_What to work on_
Here are some records; copy every line that holds the word "给排水系统".

[Collected data entries]
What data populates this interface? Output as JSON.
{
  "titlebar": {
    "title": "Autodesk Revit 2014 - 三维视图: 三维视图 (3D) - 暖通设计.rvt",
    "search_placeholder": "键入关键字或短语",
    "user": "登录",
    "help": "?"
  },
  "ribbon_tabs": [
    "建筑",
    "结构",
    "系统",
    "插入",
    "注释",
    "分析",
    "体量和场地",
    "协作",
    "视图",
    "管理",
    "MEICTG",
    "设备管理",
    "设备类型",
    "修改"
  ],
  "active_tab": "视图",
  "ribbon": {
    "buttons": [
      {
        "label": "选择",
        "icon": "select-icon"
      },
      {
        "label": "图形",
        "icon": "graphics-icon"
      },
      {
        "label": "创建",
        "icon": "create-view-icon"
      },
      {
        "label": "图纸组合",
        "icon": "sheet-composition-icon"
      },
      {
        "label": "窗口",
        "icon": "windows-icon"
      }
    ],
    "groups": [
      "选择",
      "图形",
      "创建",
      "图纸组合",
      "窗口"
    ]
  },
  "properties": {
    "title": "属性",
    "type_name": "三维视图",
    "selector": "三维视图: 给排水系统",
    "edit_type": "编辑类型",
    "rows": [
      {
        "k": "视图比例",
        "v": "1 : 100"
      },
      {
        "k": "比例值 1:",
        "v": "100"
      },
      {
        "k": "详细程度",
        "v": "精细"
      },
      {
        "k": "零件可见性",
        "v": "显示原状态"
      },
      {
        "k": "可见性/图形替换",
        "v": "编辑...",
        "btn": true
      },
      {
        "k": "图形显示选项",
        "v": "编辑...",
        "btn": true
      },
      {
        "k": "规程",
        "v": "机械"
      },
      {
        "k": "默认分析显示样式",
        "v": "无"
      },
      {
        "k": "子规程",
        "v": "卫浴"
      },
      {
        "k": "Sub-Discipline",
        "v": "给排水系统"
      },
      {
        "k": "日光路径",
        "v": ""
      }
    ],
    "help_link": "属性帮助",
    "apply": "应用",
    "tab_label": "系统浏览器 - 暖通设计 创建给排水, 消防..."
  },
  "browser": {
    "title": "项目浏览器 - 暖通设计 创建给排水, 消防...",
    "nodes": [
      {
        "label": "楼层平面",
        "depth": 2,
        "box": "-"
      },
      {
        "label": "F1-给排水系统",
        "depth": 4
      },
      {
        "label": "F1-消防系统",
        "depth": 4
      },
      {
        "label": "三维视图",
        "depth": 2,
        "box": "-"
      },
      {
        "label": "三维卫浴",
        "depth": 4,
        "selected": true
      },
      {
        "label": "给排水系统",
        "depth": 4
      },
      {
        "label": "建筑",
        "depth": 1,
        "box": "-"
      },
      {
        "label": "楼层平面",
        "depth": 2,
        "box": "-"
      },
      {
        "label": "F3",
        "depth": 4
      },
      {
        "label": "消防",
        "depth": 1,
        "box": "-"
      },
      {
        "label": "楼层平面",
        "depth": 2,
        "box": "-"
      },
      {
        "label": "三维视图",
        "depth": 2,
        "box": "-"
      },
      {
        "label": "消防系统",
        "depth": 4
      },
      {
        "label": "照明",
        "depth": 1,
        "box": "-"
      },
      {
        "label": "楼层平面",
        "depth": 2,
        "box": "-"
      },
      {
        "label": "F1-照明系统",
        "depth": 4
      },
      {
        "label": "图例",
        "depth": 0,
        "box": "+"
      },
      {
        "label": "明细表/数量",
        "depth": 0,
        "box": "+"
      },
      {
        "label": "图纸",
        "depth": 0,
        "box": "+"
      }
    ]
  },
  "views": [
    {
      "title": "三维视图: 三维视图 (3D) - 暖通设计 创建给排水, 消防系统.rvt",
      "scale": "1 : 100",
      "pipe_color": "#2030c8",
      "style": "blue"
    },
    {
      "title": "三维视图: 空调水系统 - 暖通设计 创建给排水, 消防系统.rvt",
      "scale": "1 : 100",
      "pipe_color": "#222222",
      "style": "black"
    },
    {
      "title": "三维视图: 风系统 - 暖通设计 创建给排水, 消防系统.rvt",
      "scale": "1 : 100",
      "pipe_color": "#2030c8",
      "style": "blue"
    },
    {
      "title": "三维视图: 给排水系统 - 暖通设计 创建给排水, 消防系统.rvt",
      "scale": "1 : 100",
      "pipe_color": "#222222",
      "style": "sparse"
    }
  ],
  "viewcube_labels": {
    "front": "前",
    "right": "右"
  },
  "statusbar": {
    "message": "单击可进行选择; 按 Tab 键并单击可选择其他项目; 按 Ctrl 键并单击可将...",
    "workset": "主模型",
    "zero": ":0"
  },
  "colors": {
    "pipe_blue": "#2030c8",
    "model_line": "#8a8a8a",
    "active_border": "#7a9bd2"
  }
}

_Full answer_
    "selector": "三维视图: 给排水系统",
        "v": "给排水系统"
        "label": "F1-给排水系统",
        "label": "给排水系统",
      "title": "三维视图: 给排水系统 - 暖通设计 创建给排水, 消防系统.rvt",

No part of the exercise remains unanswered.